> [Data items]
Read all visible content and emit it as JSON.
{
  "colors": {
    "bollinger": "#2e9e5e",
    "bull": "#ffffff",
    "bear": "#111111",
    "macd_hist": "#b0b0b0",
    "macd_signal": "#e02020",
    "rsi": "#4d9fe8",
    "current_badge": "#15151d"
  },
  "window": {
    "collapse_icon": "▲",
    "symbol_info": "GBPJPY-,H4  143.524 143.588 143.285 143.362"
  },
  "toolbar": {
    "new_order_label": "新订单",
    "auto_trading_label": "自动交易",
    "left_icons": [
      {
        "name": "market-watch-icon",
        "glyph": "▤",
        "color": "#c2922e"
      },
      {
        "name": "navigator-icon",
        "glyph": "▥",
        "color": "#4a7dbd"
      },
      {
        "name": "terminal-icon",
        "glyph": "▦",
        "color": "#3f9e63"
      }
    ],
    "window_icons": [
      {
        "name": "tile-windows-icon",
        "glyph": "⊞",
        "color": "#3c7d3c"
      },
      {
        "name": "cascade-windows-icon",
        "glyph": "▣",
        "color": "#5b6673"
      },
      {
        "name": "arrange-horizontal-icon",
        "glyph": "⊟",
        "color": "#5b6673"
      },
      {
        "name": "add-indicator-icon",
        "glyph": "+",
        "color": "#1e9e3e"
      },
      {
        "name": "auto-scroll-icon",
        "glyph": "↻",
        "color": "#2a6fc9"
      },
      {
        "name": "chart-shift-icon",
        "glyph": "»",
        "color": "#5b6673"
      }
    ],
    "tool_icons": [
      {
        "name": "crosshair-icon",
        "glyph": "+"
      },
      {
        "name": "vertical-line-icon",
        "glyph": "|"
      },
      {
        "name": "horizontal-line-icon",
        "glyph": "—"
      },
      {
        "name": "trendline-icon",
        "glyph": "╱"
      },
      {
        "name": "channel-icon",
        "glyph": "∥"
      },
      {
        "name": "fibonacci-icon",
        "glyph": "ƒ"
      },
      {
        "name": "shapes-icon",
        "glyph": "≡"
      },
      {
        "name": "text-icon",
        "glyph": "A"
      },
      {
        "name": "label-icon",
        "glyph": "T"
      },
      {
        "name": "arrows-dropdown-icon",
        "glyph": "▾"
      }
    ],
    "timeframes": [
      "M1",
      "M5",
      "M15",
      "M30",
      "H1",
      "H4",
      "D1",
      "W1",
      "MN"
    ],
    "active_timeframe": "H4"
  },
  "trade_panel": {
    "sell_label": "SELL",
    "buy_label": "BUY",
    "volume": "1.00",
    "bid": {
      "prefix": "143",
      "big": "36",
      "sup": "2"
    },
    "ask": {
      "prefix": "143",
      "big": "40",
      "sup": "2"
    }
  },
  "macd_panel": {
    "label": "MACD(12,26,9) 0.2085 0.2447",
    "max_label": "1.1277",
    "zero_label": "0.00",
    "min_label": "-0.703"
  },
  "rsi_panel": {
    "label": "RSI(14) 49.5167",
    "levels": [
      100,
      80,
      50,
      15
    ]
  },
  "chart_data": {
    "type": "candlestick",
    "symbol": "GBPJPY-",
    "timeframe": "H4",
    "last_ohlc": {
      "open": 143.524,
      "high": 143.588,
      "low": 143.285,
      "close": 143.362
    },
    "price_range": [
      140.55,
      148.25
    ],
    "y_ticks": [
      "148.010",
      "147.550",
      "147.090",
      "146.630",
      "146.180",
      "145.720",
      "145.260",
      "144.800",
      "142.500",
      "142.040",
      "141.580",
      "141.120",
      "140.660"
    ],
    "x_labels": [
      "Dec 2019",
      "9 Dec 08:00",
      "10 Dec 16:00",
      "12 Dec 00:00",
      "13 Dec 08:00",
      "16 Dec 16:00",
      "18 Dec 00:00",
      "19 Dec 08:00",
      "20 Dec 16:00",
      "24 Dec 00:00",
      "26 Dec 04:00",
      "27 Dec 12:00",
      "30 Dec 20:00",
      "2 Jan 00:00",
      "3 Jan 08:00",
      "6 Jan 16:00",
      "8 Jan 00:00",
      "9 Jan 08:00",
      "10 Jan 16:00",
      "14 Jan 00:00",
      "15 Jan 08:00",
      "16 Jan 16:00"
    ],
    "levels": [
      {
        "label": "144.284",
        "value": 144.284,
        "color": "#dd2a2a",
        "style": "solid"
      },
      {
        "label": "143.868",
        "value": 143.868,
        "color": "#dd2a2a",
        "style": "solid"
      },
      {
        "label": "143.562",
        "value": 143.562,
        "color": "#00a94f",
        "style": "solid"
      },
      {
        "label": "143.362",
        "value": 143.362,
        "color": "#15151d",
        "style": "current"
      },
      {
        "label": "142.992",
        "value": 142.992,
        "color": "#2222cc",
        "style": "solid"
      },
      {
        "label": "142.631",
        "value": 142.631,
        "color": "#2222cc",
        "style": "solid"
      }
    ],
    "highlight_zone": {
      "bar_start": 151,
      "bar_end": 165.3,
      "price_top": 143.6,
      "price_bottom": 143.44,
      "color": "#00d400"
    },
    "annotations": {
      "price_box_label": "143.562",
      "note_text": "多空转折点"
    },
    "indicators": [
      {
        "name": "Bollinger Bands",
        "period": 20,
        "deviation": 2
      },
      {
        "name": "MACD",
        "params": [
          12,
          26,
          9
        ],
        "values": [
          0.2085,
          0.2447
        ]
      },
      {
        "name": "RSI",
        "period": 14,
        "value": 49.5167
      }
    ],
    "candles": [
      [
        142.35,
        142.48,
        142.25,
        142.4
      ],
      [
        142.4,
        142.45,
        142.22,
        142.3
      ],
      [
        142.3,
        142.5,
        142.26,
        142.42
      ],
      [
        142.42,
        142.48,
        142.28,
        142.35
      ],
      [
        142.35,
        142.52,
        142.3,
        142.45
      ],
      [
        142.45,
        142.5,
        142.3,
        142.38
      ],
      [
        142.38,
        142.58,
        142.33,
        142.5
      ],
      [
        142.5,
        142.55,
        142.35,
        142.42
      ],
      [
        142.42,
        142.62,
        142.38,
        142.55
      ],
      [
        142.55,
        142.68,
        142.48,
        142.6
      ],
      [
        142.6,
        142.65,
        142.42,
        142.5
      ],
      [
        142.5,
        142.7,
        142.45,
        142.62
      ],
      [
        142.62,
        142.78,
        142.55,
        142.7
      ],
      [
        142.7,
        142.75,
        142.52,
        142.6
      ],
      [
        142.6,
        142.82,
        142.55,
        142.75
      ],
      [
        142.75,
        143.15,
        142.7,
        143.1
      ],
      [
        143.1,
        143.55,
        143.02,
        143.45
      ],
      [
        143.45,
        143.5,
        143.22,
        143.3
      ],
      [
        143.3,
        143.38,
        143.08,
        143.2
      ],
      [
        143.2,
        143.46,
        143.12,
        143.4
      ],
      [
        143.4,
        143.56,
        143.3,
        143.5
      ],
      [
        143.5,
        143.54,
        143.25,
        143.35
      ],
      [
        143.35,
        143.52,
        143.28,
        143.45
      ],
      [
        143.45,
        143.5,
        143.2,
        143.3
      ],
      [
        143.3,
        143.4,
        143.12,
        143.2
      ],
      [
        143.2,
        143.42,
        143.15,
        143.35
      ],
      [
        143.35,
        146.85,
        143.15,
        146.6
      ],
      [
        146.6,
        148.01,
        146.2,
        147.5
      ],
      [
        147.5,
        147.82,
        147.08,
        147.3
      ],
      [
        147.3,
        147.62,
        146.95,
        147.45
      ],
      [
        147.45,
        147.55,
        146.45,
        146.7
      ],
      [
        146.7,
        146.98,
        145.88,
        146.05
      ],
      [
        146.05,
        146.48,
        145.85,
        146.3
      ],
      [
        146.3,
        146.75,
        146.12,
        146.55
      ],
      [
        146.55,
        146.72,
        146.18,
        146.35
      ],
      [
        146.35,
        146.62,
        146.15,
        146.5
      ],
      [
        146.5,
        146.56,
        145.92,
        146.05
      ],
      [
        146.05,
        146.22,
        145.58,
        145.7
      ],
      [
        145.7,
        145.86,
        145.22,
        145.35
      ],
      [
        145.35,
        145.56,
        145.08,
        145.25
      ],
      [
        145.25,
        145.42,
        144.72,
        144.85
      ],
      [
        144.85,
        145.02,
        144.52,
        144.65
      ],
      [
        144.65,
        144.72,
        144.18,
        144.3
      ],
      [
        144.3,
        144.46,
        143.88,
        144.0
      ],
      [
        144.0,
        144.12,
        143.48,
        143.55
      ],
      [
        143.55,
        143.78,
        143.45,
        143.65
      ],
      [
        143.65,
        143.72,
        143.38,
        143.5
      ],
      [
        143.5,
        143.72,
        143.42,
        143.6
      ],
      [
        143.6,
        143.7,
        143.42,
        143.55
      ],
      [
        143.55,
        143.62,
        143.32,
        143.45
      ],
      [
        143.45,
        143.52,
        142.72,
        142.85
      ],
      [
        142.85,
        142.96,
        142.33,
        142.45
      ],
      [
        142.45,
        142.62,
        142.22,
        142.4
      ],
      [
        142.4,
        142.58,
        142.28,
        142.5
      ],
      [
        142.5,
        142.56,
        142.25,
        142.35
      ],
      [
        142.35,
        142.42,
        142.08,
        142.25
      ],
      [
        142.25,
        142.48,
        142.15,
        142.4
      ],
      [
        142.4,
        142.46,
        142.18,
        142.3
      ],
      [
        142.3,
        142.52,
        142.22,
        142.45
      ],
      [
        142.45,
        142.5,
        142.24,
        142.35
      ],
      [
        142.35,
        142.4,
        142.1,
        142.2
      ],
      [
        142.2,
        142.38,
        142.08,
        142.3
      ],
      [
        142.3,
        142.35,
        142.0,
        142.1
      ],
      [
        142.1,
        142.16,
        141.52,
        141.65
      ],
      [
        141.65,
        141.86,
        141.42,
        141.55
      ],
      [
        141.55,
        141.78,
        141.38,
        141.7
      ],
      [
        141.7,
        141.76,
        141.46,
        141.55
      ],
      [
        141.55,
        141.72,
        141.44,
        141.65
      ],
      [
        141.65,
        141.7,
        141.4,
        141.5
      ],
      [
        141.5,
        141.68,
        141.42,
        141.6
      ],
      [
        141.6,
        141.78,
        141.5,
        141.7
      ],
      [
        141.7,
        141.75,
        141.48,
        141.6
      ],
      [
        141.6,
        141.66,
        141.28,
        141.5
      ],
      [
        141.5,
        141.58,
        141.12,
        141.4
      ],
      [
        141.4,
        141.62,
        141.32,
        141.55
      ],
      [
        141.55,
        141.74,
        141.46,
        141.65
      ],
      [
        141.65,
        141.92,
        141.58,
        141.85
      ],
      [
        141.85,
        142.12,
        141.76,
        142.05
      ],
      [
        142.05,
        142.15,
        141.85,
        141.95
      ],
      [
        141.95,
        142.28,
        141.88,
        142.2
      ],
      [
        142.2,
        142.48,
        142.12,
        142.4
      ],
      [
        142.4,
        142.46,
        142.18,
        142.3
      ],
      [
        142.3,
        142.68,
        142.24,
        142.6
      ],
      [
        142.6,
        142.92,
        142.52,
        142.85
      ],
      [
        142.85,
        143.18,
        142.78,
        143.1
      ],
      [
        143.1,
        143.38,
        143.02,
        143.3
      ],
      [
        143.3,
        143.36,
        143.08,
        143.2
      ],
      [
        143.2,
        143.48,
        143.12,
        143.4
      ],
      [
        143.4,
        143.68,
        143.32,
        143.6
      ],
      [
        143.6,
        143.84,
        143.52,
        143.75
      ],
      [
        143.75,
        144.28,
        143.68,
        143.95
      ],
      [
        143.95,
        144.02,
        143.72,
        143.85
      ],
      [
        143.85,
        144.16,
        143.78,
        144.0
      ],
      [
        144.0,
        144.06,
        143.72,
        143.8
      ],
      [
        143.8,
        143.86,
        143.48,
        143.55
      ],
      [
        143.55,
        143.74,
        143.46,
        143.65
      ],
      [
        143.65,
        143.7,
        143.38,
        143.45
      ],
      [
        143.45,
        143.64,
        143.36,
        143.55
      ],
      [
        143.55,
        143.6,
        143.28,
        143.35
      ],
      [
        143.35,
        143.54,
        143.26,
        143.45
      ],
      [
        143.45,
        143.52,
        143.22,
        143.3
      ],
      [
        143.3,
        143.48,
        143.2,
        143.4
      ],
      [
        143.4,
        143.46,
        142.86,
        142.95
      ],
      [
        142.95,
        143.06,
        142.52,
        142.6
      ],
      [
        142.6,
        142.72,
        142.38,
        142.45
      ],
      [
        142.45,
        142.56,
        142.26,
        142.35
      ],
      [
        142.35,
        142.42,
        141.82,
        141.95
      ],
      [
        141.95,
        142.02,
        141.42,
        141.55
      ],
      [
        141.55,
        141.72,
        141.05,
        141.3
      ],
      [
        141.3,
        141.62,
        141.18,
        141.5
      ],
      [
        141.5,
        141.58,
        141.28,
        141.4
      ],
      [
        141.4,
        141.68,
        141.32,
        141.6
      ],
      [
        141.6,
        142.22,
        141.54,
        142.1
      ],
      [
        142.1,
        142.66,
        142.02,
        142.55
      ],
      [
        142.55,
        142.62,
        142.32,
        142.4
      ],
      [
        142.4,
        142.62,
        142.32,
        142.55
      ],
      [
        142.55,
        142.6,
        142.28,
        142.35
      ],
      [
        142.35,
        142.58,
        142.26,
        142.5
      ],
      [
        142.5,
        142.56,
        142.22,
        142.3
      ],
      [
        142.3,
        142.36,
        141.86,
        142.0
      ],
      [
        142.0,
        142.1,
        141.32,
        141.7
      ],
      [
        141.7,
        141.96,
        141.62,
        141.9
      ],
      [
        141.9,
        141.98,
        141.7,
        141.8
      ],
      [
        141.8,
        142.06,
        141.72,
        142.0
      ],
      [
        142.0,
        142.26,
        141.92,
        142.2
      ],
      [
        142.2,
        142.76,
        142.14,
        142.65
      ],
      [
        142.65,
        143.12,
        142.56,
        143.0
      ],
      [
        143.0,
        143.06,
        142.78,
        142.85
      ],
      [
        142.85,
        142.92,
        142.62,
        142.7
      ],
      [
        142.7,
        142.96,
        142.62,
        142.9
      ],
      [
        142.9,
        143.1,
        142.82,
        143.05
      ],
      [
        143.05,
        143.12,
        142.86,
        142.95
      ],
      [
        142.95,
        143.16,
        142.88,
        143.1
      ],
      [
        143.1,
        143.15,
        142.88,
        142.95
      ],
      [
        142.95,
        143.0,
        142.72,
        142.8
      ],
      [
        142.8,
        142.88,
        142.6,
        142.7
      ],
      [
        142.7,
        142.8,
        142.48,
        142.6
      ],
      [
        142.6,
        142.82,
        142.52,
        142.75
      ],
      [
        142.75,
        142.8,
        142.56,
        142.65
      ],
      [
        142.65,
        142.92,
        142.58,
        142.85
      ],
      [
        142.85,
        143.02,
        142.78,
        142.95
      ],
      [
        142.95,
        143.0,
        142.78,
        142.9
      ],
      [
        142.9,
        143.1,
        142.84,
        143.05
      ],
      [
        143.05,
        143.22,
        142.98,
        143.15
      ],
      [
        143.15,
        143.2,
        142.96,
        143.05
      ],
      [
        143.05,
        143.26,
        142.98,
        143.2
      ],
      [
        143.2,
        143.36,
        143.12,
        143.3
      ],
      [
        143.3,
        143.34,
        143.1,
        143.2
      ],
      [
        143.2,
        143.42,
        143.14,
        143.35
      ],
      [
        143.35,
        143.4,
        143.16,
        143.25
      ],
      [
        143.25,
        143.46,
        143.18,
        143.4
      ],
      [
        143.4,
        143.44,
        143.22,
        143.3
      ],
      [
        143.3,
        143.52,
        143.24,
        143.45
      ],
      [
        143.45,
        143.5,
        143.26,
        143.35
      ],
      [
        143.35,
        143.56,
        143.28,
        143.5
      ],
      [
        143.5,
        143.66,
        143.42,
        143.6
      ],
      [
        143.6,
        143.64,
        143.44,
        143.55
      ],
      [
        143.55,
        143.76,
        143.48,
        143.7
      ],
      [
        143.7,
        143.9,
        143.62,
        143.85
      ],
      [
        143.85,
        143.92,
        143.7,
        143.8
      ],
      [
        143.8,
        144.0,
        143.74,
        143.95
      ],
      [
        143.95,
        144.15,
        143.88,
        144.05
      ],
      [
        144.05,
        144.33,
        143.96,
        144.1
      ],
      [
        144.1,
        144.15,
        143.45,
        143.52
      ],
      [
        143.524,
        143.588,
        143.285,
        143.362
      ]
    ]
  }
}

> [WHAT IS NEEDED]
Every line above that contains the word "horizontal" should be reported.

> [ANSWER TO THIS PROBLEM]
        "name": "arrange-horizontal-icon",
        "name": "horizontal-line-icon",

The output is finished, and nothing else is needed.